Wherever the word "جهانی" shows up in a line, please copy that line.

Dataset excerpt:
──────────

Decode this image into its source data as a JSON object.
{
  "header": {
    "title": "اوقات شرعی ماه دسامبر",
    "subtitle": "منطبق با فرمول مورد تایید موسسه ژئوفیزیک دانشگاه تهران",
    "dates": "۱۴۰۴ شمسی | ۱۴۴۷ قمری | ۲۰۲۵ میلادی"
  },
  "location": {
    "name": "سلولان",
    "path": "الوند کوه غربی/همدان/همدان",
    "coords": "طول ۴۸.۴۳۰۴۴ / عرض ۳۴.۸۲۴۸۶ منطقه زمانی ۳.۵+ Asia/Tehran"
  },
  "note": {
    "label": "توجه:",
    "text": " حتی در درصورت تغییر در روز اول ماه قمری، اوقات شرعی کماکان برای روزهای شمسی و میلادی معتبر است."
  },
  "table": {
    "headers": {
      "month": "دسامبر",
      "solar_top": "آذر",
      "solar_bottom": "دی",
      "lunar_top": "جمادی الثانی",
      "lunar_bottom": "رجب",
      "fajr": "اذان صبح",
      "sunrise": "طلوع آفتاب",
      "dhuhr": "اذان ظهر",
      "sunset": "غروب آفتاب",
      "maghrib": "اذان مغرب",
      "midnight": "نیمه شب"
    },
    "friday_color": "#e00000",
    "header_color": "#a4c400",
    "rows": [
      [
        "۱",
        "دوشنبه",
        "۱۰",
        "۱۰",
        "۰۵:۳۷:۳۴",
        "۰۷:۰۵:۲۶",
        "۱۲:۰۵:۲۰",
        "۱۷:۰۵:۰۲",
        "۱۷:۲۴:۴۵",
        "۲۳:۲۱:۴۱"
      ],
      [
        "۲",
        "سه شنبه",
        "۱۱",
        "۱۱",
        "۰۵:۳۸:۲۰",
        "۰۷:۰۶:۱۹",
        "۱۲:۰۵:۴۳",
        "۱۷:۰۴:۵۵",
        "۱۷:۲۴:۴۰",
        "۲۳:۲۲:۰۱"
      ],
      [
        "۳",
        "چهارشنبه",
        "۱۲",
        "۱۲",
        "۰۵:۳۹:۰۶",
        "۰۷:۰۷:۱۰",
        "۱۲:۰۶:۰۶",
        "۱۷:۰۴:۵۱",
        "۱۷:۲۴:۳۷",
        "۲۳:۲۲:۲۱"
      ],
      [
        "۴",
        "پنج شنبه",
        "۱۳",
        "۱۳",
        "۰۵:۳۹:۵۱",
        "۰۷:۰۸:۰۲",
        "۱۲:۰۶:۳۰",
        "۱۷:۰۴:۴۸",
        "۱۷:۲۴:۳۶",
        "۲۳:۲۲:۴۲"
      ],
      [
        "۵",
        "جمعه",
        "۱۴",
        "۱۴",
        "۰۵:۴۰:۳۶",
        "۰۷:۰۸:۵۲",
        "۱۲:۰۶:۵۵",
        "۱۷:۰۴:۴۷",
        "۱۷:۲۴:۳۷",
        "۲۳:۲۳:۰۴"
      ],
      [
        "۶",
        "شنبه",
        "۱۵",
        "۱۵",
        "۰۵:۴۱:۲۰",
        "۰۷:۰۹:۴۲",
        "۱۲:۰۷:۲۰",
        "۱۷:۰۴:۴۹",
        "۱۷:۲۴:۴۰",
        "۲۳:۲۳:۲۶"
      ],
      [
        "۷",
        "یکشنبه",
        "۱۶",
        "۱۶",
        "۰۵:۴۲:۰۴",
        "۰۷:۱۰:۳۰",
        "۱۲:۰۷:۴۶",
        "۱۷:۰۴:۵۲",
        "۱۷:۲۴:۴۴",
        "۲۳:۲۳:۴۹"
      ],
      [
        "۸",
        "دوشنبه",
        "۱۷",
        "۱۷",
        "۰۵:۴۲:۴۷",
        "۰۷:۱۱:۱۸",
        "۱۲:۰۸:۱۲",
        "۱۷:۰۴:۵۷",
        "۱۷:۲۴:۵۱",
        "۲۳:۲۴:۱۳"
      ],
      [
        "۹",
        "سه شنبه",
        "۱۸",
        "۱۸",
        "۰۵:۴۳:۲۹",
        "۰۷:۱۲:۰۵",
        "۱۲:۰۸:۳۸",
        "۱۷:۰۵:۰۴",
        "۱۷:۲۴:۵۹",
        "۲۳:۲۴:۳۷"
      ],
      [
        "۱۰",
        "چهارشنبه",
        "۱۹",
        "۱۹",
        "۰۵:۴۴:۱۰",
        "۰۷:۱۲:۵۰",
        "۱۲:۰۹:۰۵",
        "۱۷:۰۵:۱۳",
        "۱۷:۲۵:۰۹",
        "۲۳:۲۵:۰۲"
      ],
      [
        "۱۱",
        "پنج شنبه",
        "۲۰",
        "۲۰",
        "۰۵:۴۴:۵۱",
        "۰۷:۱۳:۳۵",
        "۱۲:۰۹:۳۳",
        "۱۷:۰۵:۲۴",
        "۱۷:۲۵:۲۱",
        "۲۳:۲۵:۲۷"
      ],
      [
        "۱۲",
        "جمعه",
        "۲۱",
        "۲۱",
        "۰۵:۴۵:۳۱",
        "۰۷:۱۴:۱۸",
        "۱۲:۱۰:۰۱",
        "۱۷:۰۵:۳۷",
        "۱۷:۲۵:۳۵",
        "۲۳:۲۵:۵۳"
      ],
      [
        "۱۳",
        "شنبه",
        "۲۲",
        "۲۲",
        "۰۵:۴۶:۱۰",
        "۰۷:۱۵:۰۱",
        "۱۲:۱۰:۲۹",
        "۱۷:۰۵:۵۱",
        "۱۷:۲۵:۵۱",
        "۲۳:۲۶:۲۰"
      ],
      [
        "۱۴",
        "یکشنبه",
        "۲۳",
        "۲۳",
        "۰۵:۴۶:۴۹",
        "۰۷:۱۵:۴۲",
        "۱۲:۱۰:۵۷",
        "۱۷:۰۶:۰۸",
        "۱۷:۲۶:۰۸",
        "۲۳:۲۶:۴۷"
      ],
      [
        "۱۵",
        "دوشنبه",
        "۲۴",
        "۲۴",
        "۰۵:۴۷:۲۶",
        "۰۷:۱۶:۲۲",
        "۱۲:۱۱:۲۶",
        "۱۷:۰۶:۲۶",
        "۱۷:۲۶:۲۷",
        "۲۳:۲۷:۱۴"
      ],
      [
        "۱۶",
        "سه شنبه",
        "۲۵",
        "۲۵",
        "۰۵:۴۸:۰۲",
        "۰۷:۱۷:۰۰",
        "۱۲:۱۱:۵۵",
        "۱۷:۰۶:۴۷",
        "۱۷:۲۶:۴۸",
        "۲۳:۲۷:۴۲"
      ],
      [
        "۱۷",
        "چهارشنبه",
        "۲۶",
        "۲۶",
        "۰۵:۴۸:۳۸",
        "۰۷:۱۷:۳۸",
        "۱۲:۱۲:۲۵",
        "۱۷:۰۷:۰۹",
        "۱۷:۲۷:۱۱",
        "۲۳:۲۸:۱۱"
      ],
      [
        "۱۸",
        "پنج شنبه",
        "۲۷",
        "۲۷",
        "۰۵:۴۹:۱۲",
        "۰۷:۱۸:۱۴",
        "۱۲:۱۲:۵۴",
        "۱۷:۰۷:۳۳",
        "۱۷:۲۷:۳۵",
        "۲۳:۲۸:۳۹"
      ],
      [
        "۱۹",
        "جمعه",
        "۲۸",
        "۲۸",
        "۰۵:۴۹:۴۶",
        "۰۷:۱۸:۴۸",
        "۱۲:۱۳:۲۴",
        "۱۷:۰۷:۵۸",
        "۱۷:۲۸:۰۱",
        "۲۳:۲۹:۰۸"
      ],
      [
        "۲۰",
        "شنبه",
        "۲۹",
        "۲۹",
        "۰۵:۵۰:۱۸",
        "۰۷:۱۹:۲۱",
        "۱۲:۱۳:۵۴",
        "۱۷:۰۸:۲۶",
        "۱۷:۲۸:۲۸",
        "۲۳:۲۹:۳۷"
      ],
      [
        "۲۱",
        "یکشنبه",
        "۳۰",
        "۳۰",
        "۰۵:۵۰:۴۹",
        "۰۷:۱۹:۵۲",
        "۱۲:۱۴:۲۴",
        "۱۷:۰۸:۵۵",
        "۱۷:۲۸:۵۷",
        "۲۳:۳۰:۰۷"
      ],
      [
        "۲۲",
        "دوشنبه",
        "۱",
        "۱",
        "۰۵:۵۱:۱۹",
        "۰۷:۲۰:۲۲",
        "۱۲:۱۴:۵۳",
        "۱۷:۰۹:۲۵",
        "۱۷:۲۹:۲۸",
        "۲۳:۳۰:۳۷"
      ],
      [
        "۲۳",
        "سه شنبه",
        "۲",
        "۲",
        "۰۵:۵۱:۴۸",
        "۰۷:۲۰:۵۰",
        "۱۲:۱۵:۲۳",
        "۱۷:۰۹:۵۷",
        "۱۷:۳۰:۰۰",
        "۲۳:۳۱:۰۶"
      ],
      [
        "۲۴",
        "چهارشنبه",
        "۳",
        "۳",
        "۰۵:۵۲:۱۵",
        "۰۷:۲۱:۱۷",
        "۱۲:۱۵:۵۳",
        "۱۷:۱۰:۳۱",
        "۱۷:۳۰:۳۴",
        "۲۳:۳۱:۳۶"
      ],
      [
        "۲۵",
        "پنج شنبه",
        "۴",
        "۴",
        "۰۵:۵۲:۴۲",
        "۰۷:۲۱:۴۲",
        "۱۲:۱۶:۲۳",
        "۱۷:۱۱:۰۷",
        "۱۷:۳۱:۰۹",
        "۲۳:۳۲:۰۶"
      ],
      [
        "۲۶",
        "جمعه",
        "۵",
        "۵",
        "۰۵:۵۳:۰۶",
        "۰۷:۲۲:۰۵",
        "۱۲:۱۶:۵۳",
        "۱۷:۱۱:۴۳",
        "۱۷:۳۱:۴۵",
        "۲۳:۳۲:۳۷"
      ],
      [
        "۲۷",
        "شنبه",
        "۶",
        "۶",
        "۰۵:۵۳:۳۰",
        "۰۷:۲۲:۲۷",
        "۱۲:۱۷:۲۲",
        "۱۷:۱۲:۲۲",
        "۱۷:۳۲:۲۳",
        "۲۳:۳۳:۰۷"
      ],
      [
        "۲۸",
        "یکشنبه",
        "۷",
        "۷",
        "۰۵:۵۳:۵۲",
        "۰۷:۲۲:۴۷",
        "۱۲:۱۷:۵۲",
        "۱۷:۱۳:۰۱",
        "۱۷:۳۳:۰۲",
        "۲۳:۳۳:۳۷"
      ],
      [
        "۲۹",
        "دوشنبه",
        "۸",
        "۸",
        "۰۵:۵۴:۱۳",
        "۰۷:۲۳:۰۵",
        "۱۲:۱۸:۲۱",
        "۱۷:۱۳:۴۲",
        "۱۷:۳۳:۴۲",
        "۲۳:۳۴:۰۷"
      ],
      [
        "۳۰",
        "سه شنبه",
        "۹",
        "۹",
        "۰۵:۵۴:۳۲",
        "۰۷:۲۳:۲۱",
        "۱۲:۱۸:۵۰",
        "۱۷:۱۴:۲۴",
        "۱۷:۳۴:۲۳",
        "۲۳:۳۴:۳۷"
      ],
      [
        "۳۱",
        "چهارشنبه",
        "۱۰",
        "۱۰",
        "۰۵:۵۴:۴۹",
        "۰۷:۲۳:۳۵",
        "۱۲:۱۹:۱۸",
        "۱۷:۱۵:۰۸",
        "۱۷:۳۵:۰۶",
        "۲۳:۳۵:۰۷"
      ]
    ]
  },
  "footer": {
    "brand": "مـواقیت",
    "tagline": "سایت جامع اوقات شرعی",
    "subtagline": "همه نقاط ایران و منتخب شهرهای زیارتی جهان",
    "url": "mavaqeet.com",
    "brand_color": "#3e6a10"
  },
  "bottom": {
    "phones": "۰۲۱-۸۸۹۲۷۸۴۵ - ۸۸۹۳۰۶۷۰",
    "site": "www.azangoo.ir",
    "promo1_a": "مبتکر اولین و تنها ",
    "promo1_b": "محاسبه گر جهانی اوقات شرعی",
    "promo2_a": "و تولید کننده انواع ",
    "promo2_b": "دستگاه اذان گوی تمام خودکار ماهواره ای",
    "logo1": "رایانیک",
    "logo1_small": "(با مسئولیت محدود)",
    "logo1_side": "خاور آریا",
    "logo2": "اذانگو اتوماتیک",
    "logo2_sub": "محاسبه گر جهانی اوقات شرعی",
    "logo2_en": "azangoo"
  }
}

──────────

Result of this exercise:
    "promo1_b": "محاسبه گر جهانی اوقات شرعی",
    "logo2_sub": "محاسبه گر جهانی اوقات شرعی",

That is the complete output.